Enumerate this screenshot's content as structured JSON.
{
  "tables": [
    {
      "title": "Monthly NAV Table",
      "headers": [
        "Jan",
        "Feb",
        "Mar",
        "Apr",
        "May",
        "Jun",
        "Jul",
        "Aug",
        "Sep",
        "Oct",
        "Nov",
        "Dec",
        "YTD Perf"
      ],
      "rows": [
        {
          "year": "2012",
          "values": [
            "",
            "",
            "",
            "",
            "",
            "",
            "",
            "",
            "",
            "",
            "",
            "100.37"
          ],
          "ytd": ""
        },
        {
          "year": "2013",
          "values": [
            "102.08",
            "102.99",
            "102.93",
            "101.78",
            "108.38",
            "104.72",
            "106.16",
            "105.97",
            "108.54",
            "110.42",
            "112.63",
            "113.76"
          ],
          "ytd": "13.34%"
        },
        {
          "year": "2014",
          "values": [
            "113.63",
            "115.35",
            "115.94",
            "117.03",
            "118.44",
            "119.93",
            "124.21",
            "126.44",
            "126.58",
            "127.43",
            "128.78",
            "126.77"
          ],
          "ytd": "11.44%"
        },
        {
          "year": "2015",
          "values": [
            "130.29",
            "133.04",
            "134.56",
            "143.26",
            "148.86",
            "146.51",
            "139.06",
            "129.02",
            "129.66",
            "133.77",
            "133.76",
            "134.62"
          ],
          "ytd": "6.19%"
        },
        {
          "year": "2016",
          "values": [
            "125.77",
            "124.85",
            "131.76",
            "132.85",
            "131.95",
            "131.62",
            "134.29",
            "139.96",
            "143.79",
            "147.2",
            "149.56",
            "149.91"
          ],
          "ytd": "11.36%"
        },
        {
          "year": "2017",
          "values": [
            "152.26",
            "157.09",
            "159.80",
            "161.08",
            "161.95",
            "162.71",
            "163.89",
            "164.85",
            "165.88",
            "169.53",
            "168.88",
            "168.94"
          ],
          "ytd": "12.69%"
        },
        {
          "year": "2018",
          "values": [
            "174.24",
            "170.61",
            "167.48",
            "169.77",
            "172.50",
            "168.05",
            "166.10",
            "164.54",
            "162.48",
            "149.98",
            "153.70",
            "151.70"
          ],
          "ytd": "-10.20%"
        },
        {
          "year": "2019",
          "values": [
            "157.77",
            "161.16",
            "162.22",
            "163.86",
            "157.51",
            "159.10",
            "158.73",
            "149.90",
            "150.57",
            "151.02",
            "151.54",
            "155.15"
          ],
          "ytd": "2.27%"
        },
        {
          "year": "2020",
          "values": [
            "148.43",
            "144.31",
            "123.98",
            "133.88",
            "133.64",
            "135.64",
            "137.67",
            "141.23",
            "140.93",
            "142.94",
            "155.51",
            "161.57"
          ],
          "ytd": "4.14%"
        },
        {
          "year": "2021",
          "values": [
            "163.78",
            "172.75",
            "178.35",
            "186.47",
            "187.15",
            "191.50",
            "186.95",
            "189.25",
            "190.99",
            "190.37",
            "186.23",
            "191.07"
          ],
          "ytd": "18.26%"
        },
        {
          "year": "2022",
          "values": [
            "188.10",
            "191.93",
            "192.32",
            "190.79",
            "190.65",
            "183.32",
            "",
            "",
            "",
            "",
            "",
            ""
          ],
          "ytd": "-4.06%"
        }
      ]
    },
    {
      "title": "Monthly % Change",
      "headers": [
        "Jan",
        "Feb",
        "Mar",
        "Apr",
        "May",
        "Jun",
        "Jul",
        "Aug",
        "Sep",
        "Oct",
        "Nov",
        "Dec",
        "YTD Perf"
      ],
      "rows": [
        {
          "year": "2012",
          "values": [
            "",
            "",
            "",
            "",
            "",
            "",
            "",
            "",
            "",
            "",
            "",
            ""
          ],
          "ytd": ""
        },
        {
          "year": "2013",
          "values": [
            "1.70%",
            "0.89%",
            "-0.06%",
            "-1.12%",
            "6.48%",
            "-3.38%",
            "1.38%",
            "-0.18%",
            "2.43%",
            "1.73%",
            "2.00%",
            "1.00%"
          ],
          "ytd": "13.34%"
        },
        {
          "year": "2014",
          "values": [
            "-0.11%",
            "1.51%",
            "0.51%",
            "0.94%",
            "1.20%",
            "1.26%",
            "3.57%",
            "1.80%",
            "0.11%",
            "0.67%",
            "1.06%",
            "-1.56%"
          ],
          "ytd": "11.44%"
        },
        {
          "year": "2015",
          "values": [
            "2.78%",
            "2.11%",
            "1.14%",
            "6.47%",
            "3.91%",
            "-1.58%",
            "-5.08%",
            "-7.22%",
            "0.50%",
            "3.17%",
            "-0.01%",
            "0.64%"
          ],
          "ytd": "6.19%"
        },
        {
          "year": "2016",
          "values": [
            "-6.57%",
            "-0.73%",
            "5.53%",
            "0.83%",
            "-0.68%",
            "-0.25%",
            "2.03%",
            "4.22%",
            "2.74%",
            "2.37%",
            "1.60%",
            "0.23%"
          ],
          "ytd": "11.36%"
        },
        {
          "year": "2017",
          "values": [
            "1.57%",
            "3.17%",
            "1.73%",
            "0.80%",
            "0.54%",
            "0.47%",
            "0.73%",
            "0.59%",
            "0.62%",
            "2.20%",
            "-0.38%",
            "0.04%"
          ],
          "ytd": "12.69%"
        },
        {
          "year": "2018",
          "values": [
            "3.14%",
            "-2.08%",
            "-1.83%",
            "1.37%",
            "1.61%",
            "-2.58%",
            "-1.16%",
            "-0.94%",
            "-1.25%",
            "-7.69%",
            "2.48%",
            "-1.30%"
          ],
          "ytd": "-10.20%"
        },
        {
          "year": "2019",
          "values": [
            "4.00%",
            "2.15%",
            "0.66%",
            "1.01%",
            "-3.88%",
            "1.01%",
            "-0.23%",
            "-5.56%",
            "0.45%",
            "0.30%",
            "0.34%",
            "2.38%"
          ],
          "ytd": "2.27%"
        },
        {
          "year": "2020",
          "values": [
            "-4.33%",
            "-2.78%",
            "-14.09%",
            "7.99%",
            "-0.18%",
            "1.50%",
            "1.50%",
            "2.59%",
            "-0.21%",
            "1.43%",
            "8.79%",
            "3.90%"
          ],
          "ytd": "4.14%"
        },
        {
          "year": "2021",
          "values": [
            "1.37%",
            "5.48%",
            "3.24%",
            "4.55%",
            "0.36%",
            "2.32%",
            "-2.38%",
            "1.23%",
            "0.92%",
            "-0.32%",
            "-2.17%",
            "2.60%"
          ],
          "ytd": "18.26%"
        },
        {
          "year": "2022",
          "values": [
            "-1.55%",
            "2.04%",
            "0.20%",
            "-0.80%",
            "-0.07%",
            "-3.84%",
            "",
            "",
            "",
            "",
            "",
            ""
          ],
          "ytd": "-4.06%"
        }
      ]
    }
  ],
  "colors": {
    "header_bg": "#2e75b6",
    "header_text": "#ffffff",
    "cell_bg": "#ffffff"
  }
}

#####

> _The task_: How many of these lines contain "Monthly"? Write only the number.

> _Exercise result_: 2